**Job:**
Copy the records below exactly, from the line containing "Output the text content of this document." through the last line, and leave out every picture.
* start Provided entries *
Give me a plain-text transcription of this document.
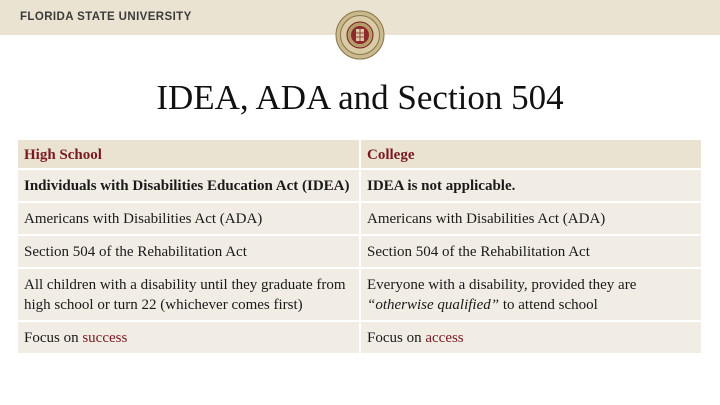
FLORIDA STATE UNIVERSITY
IDEA, ADA and Section 504
High School	College
Individuals with Disabilities Education Act (IDEA)	IDEA is not applicable.
Americans with Disabilities Act (ADA)	Americans with Disabilities Act (ADA)
Section 504 of the Rehabilitation Act	Section 504 of the Rehabilitation Act
All children with a disability until they graduate from high school or turn 22 (whichever comes first)	Everyone with a disability, provided they are “otherwise qualified” to attend school
Focus on success	Focus on access
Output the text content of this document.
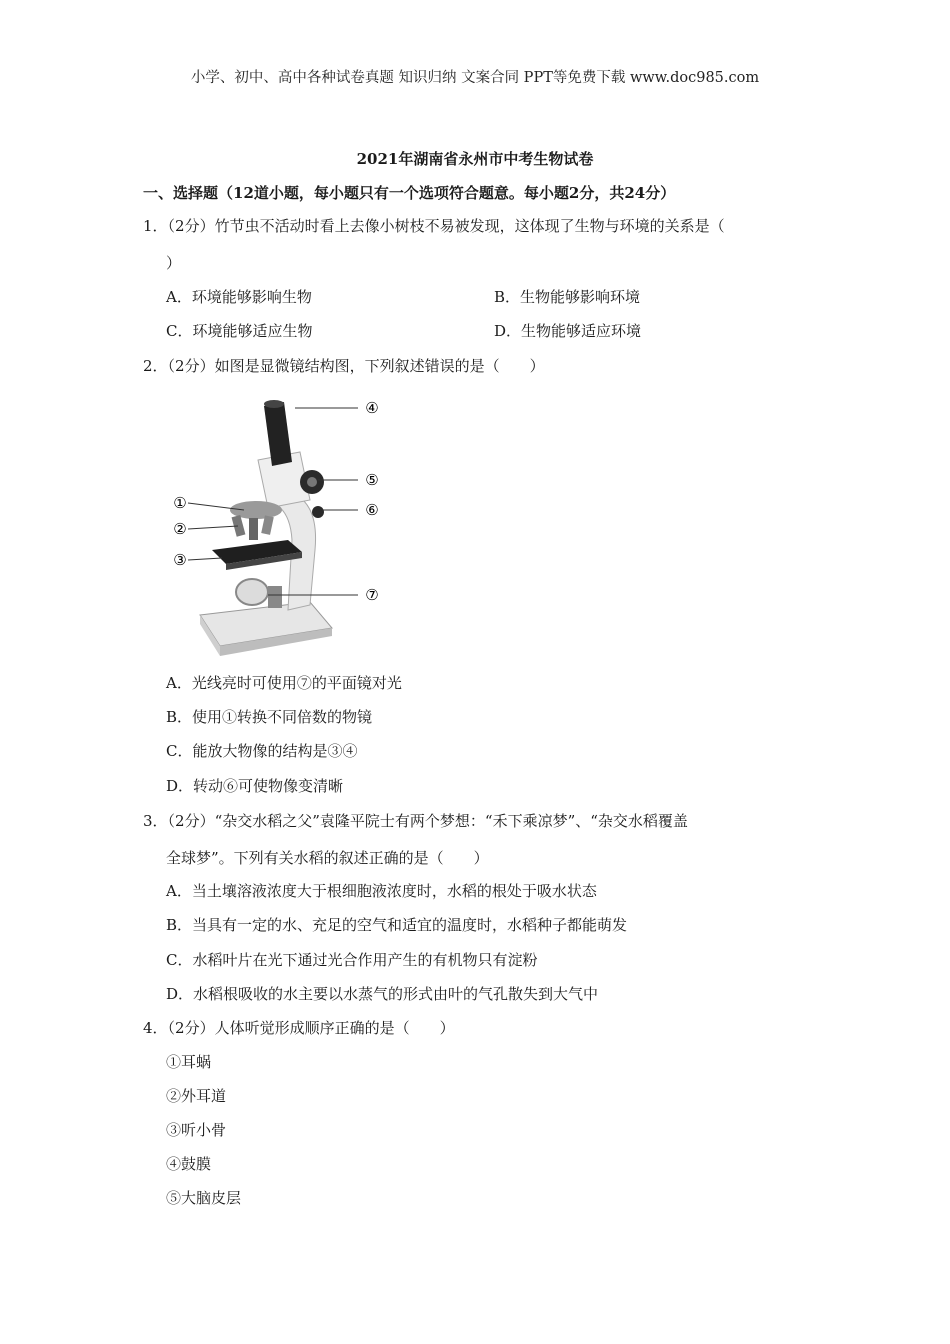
小学、初中、高中各种试卷真题 知识归纳 文案合同 PPT等免费下载 www.doc985.com
2021年湖南省永州市中考生物试卷
一、选择题（12道小题，每小题只有一个选项符合题意。每小题2分，共24分）
1．（2分）竹节虫不活动时看上去像小树枝不易被发现，这体现了生物与环境的关系是（
）
A．环境能够影响生物	B．生物能够影响环境
C．环境能够适应生物	D．生物能够适应环境
2．（2分）如图是显微镜结构图，下列叙述错误的是（　　）
①
②
③
④
⑤
⑥
⑦
A．光线亮时可使用⑦的平面镜对光
B．使用①转换不同倍数的物镜
C．能放大物像的结构是③④
D．转动⑥可使物像变清晰
3．（2分）“杂交水稻之父”袁隆平院士有两个梦想：“禾下乘凉梦”、“杂交水稻覆盖
全球梦”。下列有关水稻的叙述正确的是（　　）
A．当土壤溶液浓度大于根细胞液浓度时，水稻的根处于吸水状态
B．当具有一定的水、充足的空气和适宜的温度时，水稻种子都能萌发
C．水稻叶片在光下通过光合作用产生的有机物只有淀粉
D．水稻根吸收的水主要以水蒸气的形式由叶的气孔散失到大气中
4．（2分）人体听觉形成顺序正确的是（　　）
①耳蜗
②外耳道
③听小骨
④鼓膜
⑤大脑皮层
* end Provided entries *
**Complete response:**
Output the text content of this document.
小学、初中、高中各种试卷真题 知识归纳 文案合同 PPT等免费下载 www.doc985.com
2021年湖南省永州市中考生物试卷
一、选择题（12道小题，每小题只有一个选项符合题意。每小题2分，共24分）
1．（2分）竹节虫不活动时看上去像小树枝不易被发现，这体现了生物与环境的关系是（
）
A．环境能够影响生物	B．生物能够影响环境
C．环境能够适应生物	D．生物能够适应环境
2．（2分）如图是显微镜结构图，下列叙述错误的是（　　）
①
②
③
④
⑤
⑥
⑦
A．光线亮时可使用⑦的平面镜对光
B．使用①转换不同倍数的物镜
C．能放大物像的结构是③④
D．转动⑥可使物像变清晰
3．（2分）“杂交水稻之父”袁隆平院士有两个梦想：“禾下乘凉梦”、“杂交水稻覆盖
全球梦”。下列有关水稻的叙述正确的是（　　）
A．当土壤溶液浓度大于根细胞液浓度时，水稻的根处于吸水状态
B．当具有一定的水、充足的空气和适宜的温度时，水稻种子都能萌发
C．水稻叶片在光下通过光合作用产生的有机物只有淀粉
D．水稻根吸收的水主要以水蒸气的形式由叶的气孔散失到大气中
4．（2分）人体听觉形成顺序正确的是（　　）
①耳蜗
②外耳道
③听小骨
④鼓膜
⑤大脑皮层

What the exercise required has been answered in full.